Stored data
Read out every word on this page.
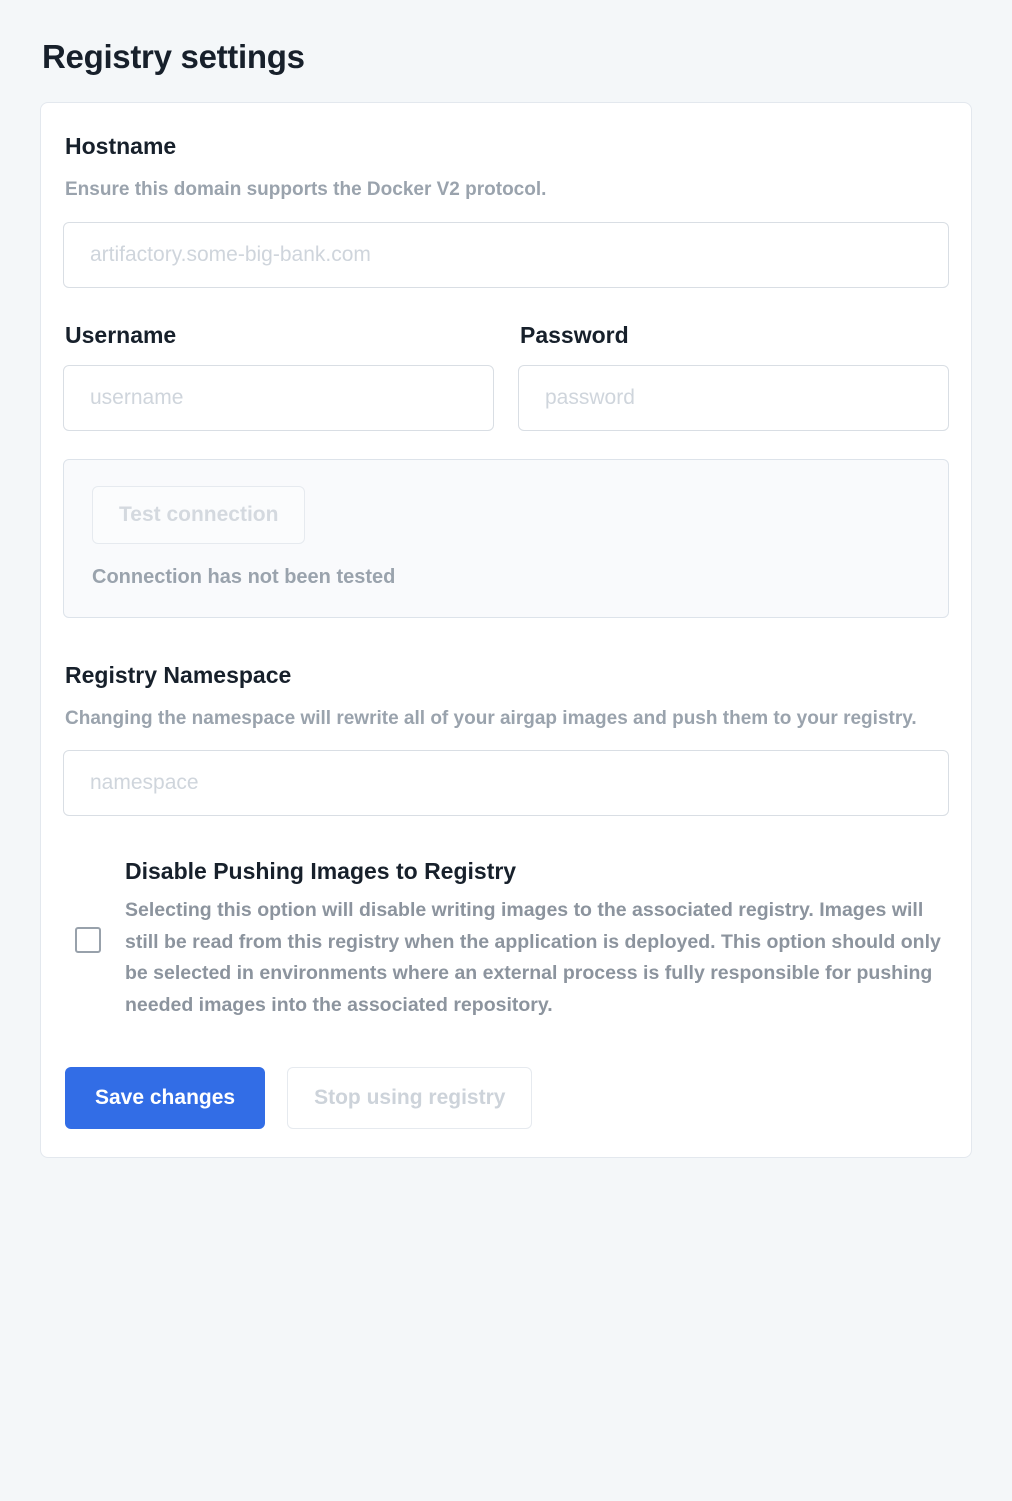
Registry settings
Hostname

Ensure this domain supports the Docker V2 protocol.

artifactory.some-big-bank.com
Username
username	Password
Test connection
Connection has not been tested
Registry Namespace

Changing the namespace will rewrite all of your airgap images and push them to your registry.

namespace
Disable Pushing Images to Registry

Selecting this option will disable writing images to the associated registry. Images will still be read from this registry when the application is deployed. This option should only be selected in environments where an external process is fully responsible for pushing needed images into the associated repository.

Save changes	Stop using registry
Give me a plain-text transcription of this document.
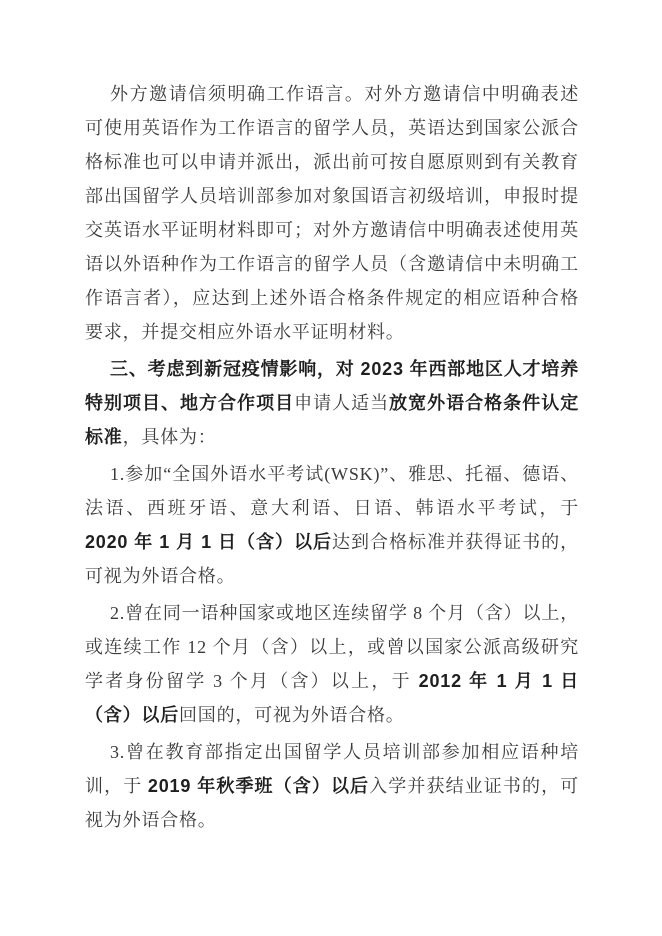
外方邀请信须明确工作语言。对外方邀请信中明确表述可使用英语作为工作语言的留学人员，英语达到国家公派合格标准也可以申请并派出，派出前可按自愿原则到有关教育部出国留学人员培训部参加对象国语言初级培训，申报时提交英语水平证明材料即可；对外方邀请信中明确表述使用英语以外语种作为工作语言的留学人员（含邀请信中未明确工作语言者），应达到上述外语合格条件规定的相应语种合格要求，并提交相应外语水平证明材料。

三、考虑到新冠疫情影响，对 2023 年西部地区人才培养特别项目、地方合作项目申请人适当放宽外语合格条件认定标准，具体为：

1.参加“全国外语水平考试(WSK)”、雅思、托福、德语、法语、西班牙语、意大利语、日语、韩语水平考试，于 2020 年 1 月 1 日（含）以后达到合格标准并获得证书的，可视为外语合格。

2.曾在同一语种国家或地区连续留学 8 个月（含）以上，或连续工作 12 个月（含）以上，或曾以国家公派高级研究学者身份留学 3 个月（含）以上，于 2012 年 1 月 1 日（含）以后回国的，可视为外语合格。

3.曾在教育部指定出国留学人员培训部参加相应语种培训，于 2019 年秋季班（含）以后入学并获结业证书的，可视为外语合格。
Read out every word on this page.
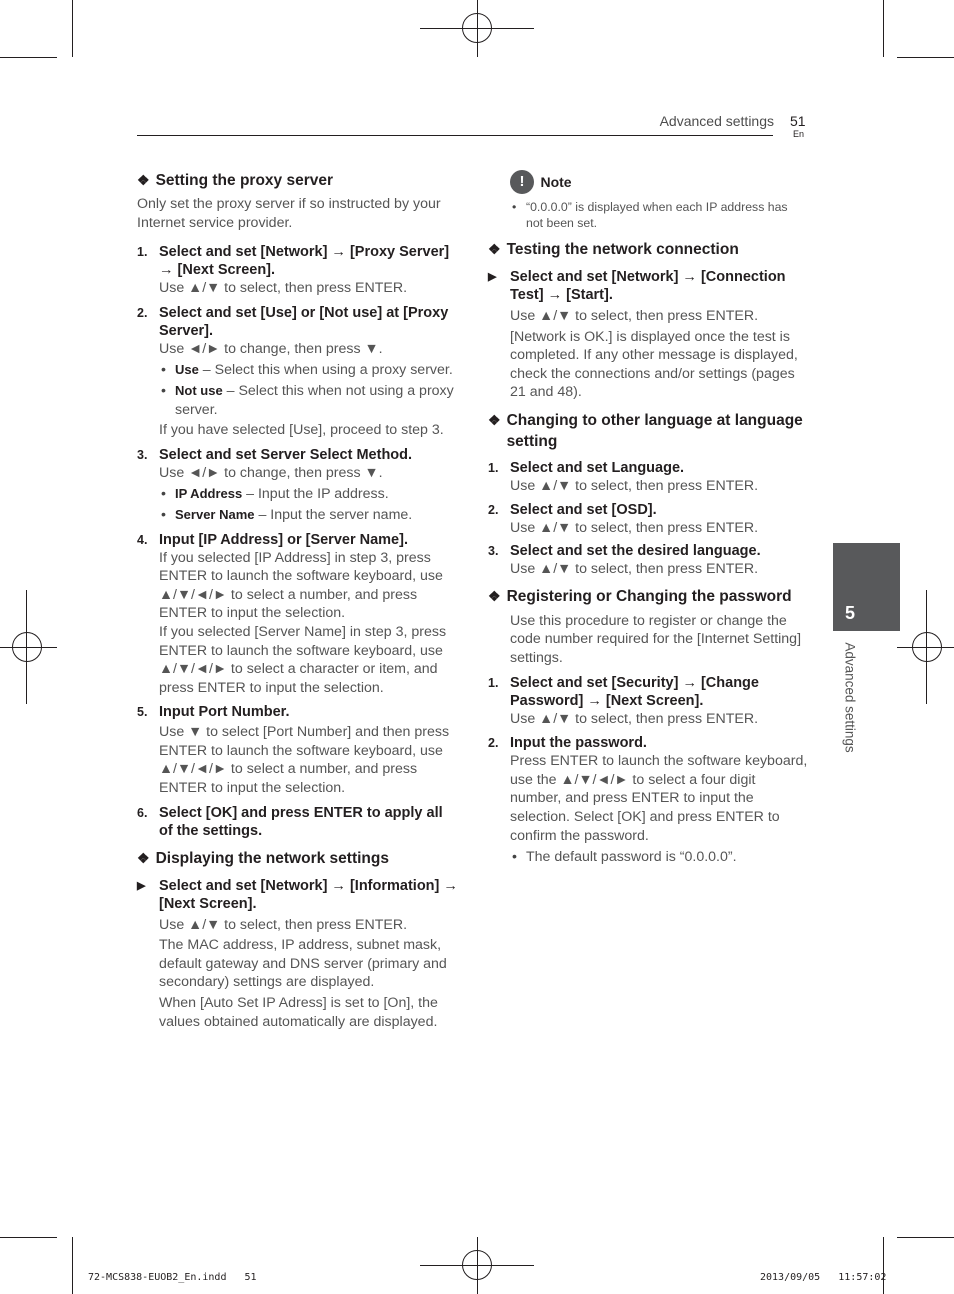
Advanced settings 51
En
5
Advanced settings
❖ Setting the proxy server
Only set the proxy server if so instructed by your Internet service provider.
1. Select and set [Network] → [Proxy Server] → [Next Screen].
Use ▲/▼ to select, then press ENTER.
2. Select and set [Use] or [Not use] at [Proxy Server].
Use ◄/► to change, then press ▼.
• Use – Select this when using a proxy server.
• Not use – Select this when not using a proxy server.
If you have selected [Use], proceed to step 3.
3. Select and set Server Select Method.
Use ◄/► to change, then press ▼.
• IP Address – Input the IP address.
• Server Name – Input the server name.
4. Input [IP Address] or [Server Name].
If you selected [IP Address] in step 3, press ENTER to launch the software keyboard, use ▲/▼/◄/► to select a number, and press ENTER to input the selection.
If you selected [Server Name] in step 3, press ENTER to launch the software keyboard, use ▲/▼/◄/► to select a character or item, and press ENTER to input the selection.
5. Input Port Number.
Use ▼ to select [Port Number] and then press ENTER to launch the software keyboard, use ▲/▼/◄/► to select a number, and press ENTER to input the selection.
6. Select [OK] and press ENTER to apply all of the settings.
❖ Displaying the network settings
▶ Select and set [Network] → [Information] → [Next Screen].
Use ▲/▼ to select, then press ENTER.
The MAC address, IP address, subnet mask, default gateway and DNS server (primary and secondary) settings are displayed.
When [Auto Set IP Adress] is set to [On], the values obtained automatically are displayed.
! Note
• “0.0.0.0” is displayed when each IP address has not been set.
❖ Testing the network connection
▶ Select and set [Network] → [Connection Test] → [Start].
Use ▲/▼ to select, then press ENTER.
[Network is OK.] is displayed once the test is completed. If any other message is displayed, check the connections and/or settings (pages 21 and 48).
❖ Changing to other language at language setting
1. Select and set Language.
Use ▲/▼ to select, then press ENTER.
2. Select and set [OSD].
Use ▲/▼ to select, then press ENTER.
3. Select and set the desired language.
Use ▲/▼ to select, then press ENTER.
❖ Registering or Changing the password
Use this procedure to register or change the code number required for the [Internet Setting] settings.
1. Select and set [Security] → [Change Password] → [Next Screen].
Use ▲/▼ to select, then press ENTER.
2. Input the password.
Press ENTER to launch the software keyboard, use the ▲/▼/◄/► to select a four digit number, and press ENTER to input the selection. Select [OK] and press ENTER to confirm the password.
• The default password is “0.0.0.0”.
72-MCS838-EUOB2_En.indd   51	2013/09/05   11:57:02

Task description: Retype all entries exactly as they appear, dropping the images.

Answer below:
Read out every word on this page.
Registry settings
Hostname

Ensure this domain supports the Docker V2 protocol.

artifactory.some-big-bank.com
Username
username	Password
Test connection
Connection has not been tested
Registry Namespace

Changing the namespace will rewrite all of your airgap images and push them to your registry.

namespace
Disable Pushing Images to Registry

Selecting this option will disable writing images to the associated registry. Images will still be read from this registry when the application is deployed. This option should only be selected in environments where an external process is fully responsible for pushing needed images into the associated repository.

Save changes	Stop using registry
Give me a plain-text transcription of this document.
外方邀请信须明确工作语言。对外方邀请信中明确表述可使用英语作为工作语言的留学人员，英语达到国家公派合格标准也可以申请并派出，派出前可按自愿原则到有关教育部出国留学人员培训部参加对象国语言初级培训，申报时提交英语水平证明材料即可；对外方邀请信中明确表述使用英语以外语种作为工作语言的留学人员（含邀请信中未明确工作语言者），应达到上述外语合格条件规定的相应语种合格要求，并提交相应外语水平证明材料。

三、考虑到新冠疫情影响，对 2023 年西部地区人才培养特别项目、地方合作项目申请人适当放宽外语合格条件认定标准，具体为：

1.参加“全国外语水平考试(WSK)”、雅思、托福、德语、法语、西班牙语、意大利语、日语、韩语水平考试，于 2020 年 1 月 1 日（含）以后达到合格标准并获得证书的，可视为外语合格。

2.曾在同一语种国家或地区连续留学 8 个月（含）以上，或连续工作 12 个月（含）以上，或曾以国家公派高级研究学者身份留学 3 个月（含）以上，于 2012 年 1 月 1 日（含）以后回国的，可视为外语合格。

3.曾在教育部指定出国留学人员培训部参加相应语种培训，于 2019 年秋季班（含）以后入学并获结业证书的，可视为外语合格。
Read out every word on this page.
Advanced settings 51
En
5
Advanced settings
❖ Setting the proxy server
Only set the proxy server if so instructed by your Internet service provider.
1. Select and set [Network] → [Proxy Server] → [Next Screen].
Use ▲/▼ to select, then press ENTER.
2. Select and set [Use] or [Not use] at [Proxy Server].
Use ◄/► to change, then press ▼.
• Use – Select this when using a proxy server.
• Not use – Select this when not using a proxy server.
If you have selected [Use], proceed to step 3.
3. Select and set Server Select Method.
Use ◄/► to change, then press ▼.
• IP Address – Input the IP address.
• Server Name – Input the server name.
4. Input [IP Address] or [Server Name].
If you selected [IP Address] in step 3, press ENTER to launch the software keyboard, use ▲/▼/◄/► to select a number, and press ENTER to input the selection.
If you selected [Server Name] in step 3, press ENTER to launch the software keyboard, use ▲/▼/◄/► to select a character or item, and press ENTER to input the selection.
5. Input Port Number.
Use ▼ to select [Port Number] and then press ENTER to launch the software keyboard, use ▲/▼/◄/► to select a number, and press ENTER to input the selection.
6. Select [OK] and press ENTER to apply all of the settings.
❖ Displaying the network settings
▶ Select and set [Network] → [Information] → [Next Screen].
Use ▲/▼ to select, then press ENTER.
The MAC address, IP address, subnet mask, default gateway and DNS server (primary and secondary) settings are displayed.
When [Auto Set IP Adress] is set to [On], the values obtained automatically are displayed.
! Note
• “0.0.0.0” is displayed when each IP address has not been set.
❖ Testing the network connection
▶ Select and set [Network] → [Connection Test] → [Start].
Use ▲/▼ to select, then press ENTER.
[Network is OK.] is displayed once the test is completed. If any other message is displayed, check the connections and/or settings (pages 21 and 48).
❖ Changing to other language at language setting
1. Select and set Language.
Use ▲/▼ to select, then press ENTER.
2. Select and set [OSD].
Use ▲/▼ to select, then press ENTER.
3. Select and set the desired language.
Use ▲/▼ to select, then press ENTER.
❖ Registering or Changing the password
Use this procedure to register or change the code number required for the [Internet Setting] settings.
1. Select and set [Security] → [Change Password] → [Next Screen].
Use ▲/▼ to select, then press ENTER.
2. Input the password.
Press ENTER to launch the software keyboard, use the ▲/▼/◄/► to select a four digit number, and press ENTER to input the selection. Select [OK] and press ENTER to confirm the password.
• The default password is “0.0.0.0”.
72-MCS838-EUOB2_En.indd   51	2013/09/05   11:57:02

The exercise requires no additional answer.